Stored data:
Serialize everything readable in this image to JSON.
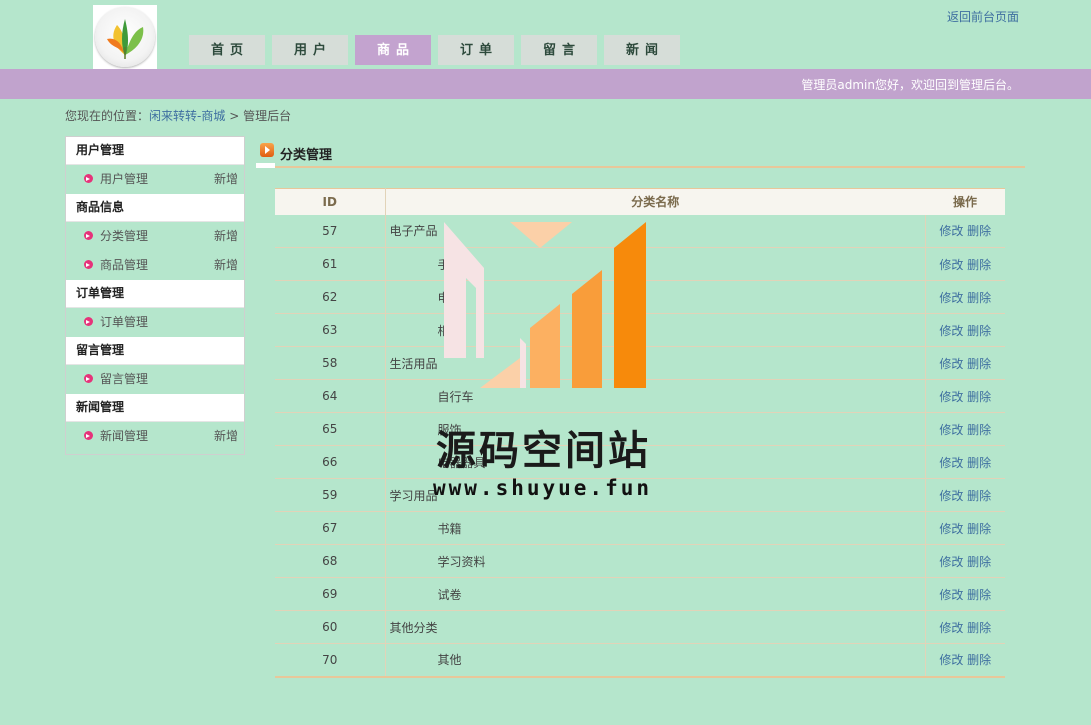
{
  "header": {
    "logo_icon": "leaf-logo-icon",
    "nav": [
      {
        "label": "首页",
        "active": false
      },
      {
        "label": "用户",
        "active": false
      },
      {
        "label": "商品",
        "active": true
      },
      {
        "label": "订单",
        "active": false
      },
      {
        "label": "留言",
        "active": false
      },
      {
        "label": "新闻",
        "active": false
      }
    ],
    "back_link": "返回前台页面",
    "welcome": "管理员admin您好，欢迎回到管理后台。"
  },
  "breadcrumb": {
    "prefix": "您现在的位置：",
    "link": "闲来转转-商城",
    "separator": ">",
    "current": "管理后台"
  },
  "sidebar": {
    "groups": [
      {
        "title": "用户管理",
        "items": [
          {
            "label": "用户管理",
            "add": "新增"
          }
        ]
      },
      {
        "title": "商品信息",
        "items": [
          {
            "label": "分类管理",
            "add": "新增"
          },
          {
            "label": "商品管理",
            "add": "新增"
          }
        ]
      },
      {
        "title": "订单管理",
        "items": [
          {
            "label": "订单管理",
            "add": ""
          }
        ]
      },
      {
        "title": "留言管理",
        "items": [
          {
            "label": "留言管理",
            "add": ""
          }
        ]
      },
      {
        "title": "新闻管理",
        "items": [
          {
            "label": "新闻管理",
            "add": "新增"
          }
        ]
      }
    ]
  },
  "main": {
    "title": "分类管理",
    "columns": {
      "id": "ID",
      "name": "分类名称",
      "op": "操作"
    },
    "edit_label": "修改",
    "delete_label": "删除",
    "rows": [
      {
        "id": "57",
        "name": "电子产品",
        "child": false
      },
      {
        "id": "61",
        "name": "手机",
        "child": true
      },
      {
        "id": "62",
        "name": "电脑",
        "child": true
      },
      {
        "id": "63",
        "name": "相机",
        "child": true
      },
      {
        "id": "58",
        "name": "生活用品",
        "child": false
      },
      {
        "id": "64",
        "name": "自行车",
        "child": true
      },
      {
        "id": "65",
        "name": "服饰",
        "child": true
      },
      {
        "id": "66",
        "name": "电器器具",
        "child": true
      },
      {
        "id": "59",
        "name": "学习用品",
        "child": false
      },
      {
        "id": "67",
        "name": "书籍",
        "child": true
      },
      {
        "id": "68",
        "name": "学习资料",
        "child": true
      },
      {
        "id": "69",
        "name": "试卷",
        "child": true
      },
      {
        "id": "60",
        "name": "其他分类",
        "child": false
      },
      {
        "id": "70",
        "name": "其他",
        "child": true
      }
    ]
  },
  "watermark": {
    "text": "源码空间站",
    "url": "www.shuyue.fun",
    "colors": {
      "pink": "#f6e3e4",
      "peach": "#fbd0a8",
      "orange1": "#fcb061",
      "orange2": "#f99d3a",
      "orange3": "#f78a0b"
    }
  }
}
==
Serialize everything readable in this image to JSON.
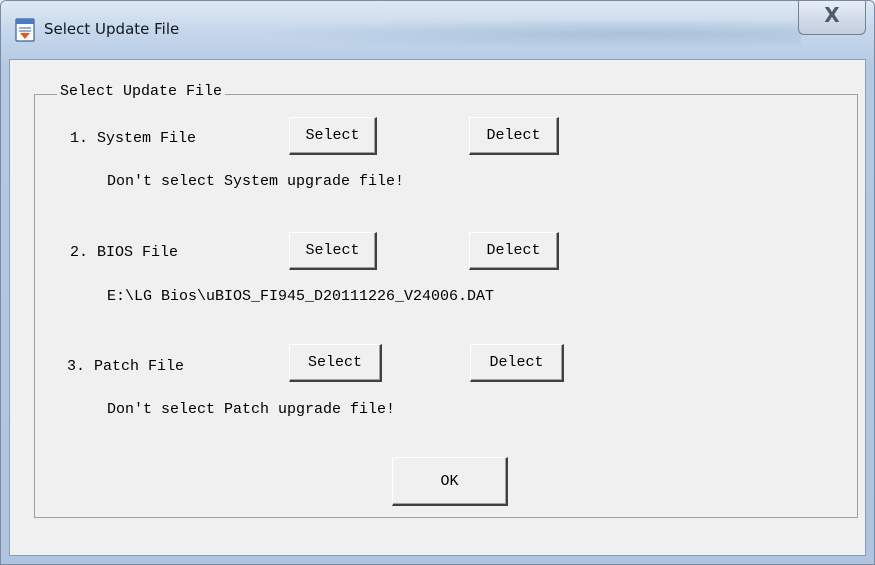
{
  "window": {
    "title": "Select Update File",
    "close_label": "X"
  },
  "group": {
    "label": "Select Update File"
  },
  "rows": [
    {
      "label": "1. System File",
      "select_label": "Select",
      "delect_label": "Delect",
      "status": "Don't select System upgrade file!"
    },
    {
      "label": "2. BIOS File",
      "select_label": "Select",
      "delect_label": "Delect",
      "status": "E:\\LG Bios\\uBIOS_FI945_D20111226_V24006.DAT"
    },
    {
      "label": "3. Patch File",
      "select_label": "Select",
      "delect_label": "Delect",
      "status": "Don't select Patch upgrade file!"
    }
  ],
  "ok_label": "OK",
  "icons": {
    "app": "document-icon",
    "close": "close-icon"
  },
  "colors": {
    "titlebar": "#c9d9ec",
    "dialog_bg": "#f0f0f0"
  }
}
* * *
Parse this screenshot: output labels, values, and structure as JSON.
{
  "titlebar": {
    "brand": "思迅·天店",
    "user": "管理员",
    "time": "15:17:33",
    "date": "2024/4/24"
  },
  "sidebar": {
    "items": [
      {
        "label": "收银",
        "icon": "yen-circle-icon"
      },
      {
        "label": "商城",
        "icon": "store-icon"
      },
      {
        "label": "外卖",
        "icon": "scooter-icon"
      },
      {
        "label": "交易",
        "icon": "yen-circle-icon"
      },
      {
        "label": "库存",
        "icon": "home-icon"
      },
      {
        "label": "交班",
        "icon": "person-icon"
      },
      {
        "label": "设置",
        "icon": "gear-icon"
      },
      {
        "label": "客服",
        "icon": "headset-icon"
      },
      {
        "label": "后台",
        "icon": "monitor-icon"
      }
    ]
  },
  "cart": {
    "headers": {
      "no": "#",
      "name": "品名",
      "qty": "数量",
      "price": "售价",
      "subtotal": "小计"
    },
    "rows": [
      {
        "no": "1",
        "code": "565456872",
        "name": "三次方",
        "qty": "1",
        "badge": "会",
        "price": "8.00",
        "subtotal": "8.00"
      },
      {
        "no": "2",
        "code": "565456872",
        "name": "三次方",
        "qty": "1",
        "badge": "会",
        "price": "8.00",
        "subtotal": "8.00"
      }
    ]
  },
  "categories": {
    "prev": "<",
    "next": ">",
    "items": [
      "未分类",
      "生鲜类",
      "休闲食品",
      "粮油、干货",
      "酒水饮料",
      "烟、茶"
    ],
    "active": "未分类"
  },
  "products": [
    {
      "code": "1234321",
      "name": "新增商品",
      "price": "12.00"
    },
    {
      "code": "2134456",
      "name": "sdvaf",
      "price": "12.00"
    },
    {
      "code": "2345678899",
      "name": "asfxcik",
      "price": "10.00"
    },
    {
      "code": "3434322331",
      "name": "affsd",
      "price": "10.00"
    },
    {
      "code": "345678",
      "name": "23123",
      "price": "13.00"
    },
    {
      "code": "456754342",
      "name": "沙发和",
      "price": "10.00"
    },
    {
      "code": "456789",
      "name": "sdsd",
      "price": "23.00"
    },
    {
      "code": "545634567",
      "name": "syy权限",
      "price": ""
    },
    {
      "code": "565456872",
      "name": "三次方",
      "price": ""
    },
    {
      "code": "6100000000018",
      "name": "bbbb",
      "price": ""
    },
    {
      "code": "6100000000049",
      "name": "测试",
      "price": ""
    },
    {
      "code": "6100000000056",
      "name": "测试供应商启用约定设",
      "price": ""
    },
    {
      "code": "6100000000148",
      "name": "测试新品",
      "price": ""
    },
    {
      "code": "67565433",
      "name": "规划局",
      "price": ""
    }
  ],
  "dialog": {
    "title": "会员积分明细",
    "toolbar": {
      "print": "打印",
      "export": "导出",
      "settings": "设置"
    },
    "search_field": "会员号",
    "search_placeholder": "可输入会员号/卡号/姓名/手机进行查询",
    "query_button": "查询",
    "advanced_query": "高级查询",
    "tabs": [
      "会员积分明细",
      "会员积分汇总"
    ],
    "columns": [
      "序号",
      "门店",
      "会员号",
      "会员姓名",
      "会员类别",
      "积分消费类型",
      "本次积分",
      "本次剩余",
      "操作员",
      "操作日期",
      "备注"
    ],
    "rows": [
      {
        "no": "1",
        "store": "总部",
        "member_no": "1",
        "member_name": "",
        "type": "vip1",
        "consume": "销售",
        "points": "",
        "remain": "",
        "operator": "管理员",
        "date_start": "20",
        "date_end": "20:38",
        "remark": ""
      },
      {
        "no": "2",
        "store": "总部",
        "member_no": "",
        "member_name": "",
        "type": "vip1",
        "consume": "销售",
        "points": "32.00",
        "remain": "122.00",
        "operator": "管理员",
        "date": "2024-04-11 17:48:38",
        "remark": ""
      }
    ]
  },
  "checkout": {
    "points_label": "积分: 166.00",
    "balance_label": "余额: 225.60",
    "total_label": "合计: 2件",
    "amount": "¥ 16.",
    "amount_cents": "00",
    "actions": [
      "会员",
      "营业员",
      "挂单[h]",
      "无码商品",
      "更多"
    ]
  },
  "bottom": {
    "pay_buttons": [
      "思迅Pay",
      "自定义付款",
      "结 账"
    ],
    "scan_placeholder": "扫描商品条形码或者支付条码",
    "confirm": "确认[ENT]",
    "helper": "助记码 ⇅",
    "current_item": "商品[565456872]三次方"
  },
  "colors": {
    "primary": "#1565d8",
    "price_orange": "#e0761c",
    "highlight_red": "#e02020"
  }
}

**Task goal:**
Each line above that holds the string "Patch" should be copied and shown.

**Response:**
      "label": "3. Patch File",
      "status": "Don't select Patch upgrade file!"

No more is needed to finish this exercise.